Figure content listings:
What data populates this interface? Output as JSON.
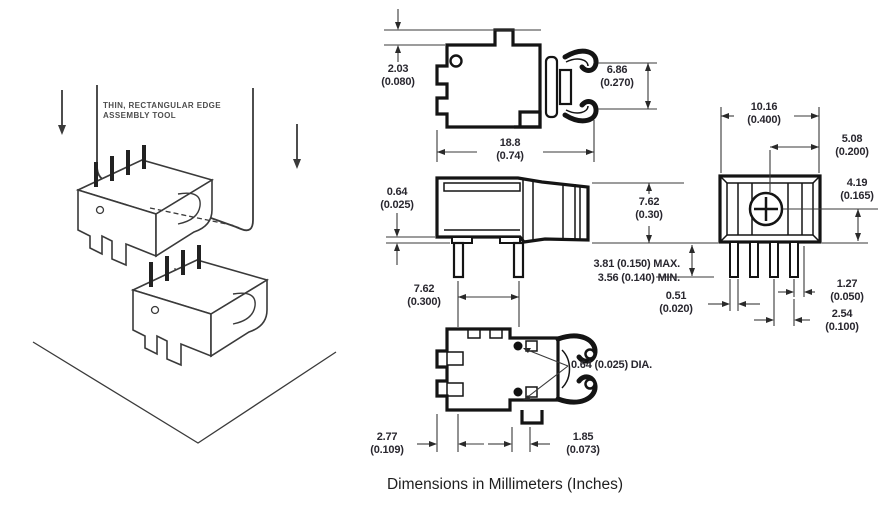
{
  "page": {
    "caption": "Dimensions in Millimeters (Inches)"
  },
  "illustration": {
    "tool_label": "THIN, RECTANGULAR EDGE\nASSEMBLY TOOL"
  },
  "dimensions": {
    "top_view": {
      "tab_height": "2.03\n(0.080)",
      "tip_gap": "6.86\n(0.270)",
      "overall_width": "18.8\n(0.74)"
    },
    "side_view": {
      "standoff_height": "0.64\n(0.025)",
      "body_height": "7.62\n(0.30)",
      "pin_length": "3.81 (0.150) MAX.\n3.56 (0.140) MIN.",
      "pin_spacing": "7.62\n(0.300)"
    },
    "bottom_view": {
      "edge_to_pin": "2.77\n(0.109)",
      "pin_to_contact": "1.85\n(0.073)",
      "contact_dia": "0.64 (0.025) DIA."
    },
    "front_view": {
      "body_width": "10.16\n(0.400)",
      "center_to_edge": "5.08\n(0.200)",
      "contact_height": "4.19\n(0.165)",
      "pin_width": "0.51\n(0.020)",
      "pin_edge_gap": "1.27\n(0.050)",
      "pin_pitch": "2.54\n(0.100)"
    }
  },
  "colors": {
    "background": "#ffffff",
    "drawing_line": "#1c1c1c",
    "dimension_line": "#3a3a3a",
    "text": "#29272f",
    "illustration_line": "#3a3a3a"
  }
}
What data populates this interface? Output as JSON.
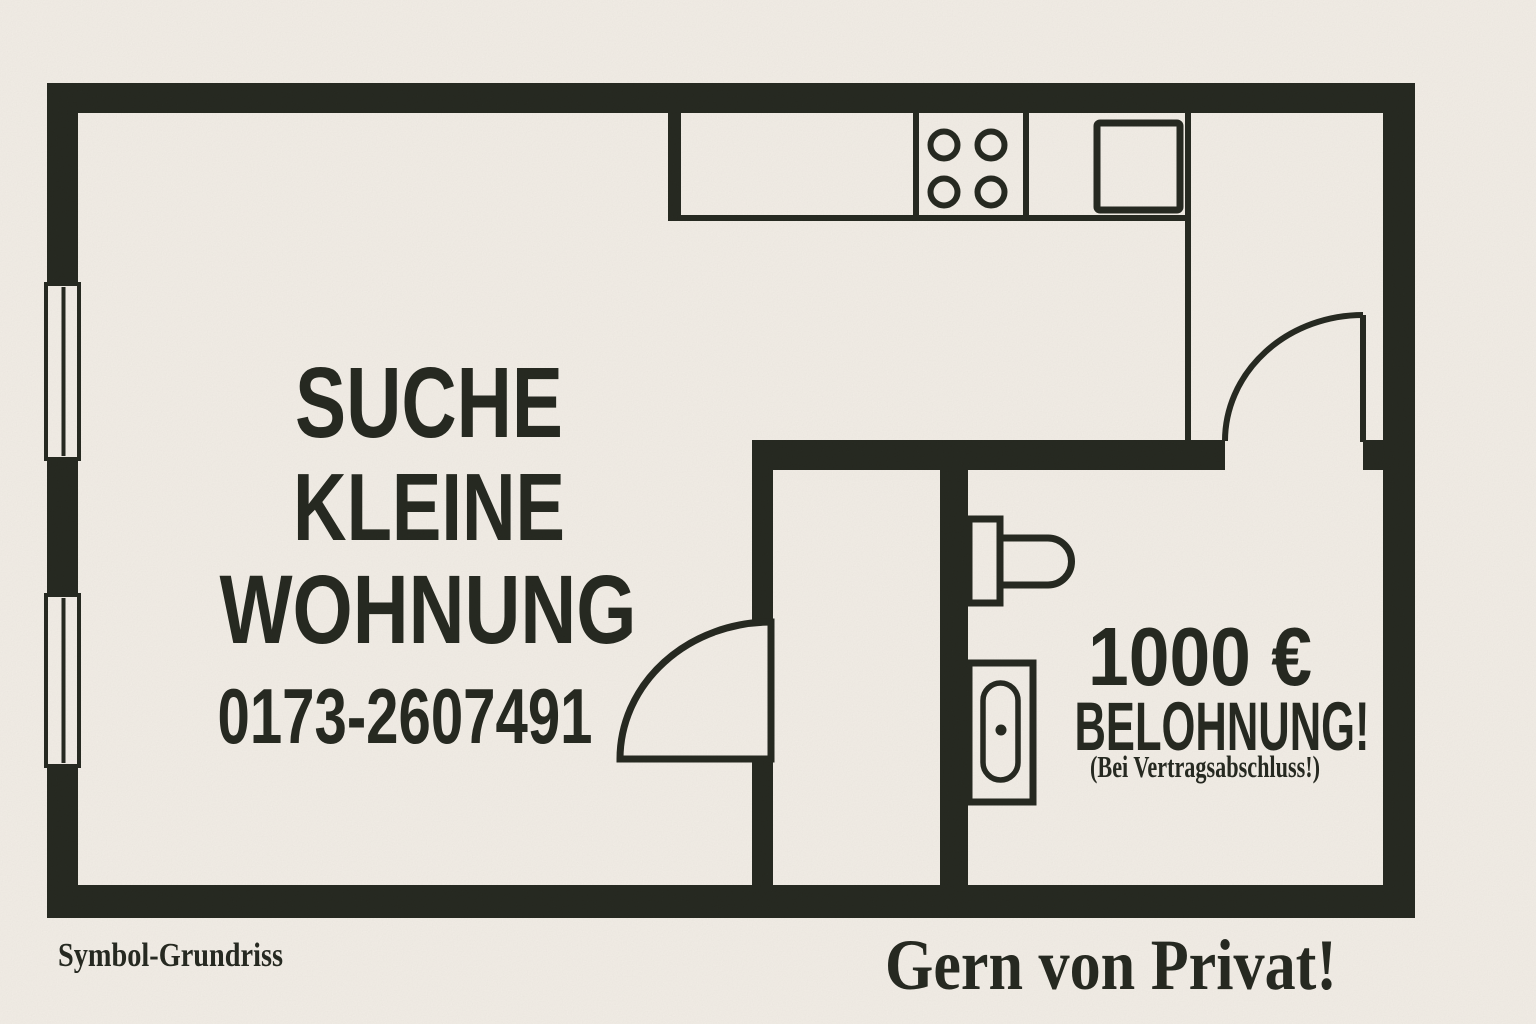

### [SET PROBLEM]
Transcribe the preceding listing in its entirety and with exact wording, leaving out pictures.

### [EXERCISE SOLUTION]
What data populates this interface? Output as JSON.
{
  "page": {
    "caption": "Dimensions in Millimeters (Inches)"
  },
  "illustration": {
    "tool_label": "THIN, RECTANGULAR EDGE\nASSEMBLY TOOL"
  },
  "dimensions": {
    "top_view": {
      "tab_height": "2.03\n(0.080)",
      "tip_gap": "6.86\n(0.270)",
      "overall_width": "18.8\n(0.74)"
    },
    "side_view": {
      "standoff_height": "0.64\n(0.025)",
      "body_height": "7.62\n(0.30)",
      "pin_length": "3.81 (0.150) MAX.\n3.56 (0.140) MIN.",
      "pin_spacing": "7.62\n(0.300)"
    },
    "bottom_view": {
      "edge_to_pin": "2.77\n(0.109)",
      "pin_to_contact": "1.85\n(0.073)",
      "contact_dia": "0.64 (0.025) DIA."
    },
    "front_view": {
      "body_width": "10.16\n(0.400)",
      "center_to_edge": "5.08\n(0.200)",
      "contact_height": "4.19\n(0.165)",
      "pin_width": "0.51\n(0.020)",
      "pin_edge_gap": "1.27\n(0.050)",
      "pin_pitch": "2.54\n(0.100)"
    }
  },
  "colors": {
    "background": "#ffffff",
    "drawing_line": "#1c1c1c",
    "dimension_line": "#3a3a3a",
    "text": "#29272f",
    "illustration_line": "#3a3a3a"
  }
}
What data populates this interface? Output as JSON.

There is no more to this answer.